(Material supplied):
## START
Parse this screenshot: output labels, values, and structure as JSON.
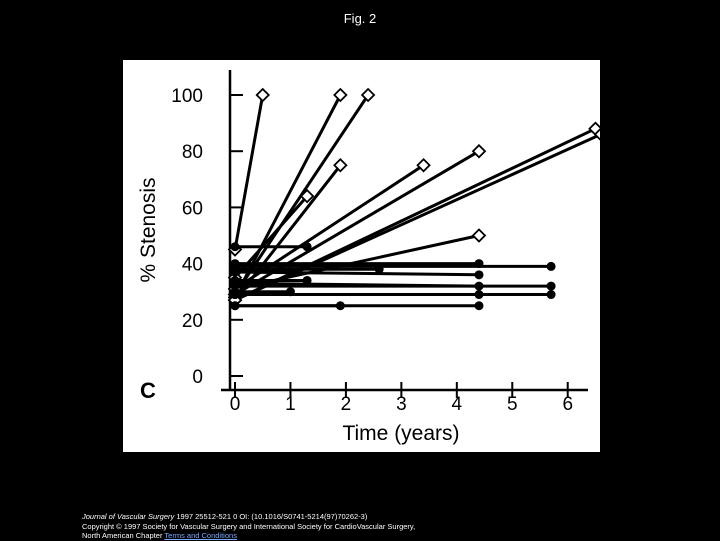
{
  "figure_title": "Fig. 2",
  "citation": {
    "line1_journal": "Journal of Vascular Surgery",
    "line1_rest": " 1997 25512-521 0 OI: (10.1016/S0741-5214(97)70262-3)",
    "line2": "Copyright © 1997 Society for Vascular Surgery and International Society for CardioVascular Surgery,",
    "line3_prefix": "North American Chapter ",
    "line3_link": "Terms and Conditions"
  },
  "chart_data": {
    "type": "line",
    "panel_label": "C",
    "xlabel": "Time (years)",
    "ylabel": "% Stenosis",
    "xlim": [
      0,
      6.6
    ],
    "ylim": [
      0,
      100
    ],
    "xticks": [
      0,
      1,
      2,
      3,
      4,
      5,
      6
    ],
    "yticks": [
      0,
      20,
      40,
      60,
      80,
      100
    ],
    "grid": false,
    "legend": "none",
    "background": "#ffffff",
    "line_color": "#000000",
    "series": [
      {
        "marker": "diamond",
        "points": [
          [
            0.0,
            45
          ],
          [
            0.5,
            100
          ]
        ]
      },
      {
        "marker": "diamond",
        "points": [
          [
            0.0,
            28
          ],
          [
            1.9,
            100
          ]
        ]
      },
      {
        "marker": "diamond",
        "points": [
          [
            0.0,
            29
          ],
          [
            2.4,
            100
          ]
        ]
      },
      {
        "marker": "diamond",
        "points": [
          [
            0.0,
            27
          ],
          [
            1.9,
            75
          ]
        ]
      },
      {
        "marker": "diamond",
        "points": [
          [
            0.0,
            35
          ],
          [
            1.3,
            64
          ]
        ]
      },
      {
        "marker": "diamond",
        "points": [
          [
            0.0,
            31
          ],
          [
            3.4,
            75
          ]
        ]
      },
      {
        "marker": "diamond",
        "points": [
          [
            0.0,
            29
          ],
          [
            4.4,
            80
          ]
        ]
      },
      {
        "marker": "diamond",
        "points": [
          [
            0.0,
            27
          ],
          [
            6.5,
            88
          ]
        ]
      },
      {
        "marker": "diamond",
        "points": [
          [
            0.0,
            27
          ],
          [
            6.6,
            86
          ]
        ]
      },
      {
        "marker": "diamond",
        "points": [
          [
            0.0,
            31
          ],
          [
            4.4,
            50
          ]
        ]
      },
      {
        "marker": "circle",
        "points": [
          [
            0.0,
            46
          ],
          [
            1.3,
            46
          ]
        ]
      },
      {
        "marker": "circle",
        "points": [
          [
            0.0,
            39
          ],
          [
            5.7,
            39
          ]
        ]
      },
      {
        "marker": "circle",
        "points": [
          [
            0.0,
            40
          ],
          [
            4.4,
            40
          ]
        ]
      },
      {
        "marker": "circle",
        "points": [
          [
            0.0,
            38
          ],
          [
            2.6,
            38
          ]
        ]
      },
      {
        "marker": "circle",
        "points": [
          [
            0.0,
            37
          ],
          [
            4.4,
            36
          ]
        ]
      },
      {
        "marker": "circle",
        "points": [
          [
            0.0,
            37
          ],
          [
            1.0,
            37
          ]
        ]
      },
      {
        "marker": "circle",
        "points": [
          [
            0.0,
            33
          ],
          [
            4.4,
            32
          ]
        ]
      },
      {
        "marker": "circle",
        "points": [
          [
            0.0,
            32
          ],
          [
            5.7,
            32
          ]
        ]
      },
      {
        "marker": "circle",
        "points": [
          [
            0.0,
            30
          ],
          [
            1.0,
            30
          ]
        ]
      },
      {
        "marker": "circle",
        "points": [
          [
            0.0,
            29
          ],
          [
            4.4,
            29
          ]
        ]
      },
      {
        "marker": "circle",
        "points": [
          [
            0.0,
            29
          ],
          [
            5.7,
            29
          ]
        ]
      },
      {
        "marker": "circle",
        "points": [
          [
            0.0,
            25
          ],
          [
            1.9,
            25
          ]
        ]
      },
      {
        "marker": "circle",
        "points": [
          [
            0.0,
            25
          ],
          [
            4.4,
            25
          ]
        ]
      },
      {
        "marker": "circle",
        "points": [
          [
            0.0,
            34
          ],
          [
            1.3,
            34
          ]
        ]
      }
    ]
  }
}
## END
Locate the lines above that hold the word "Surgery". Show every one of them.

(Reply to the task):
    "line1_journal": "Journal of Vascular Surgery",
    "line2": "Copyright © 1997 Society for Vascular Surgery and International Society for CardioVascular Surgery,",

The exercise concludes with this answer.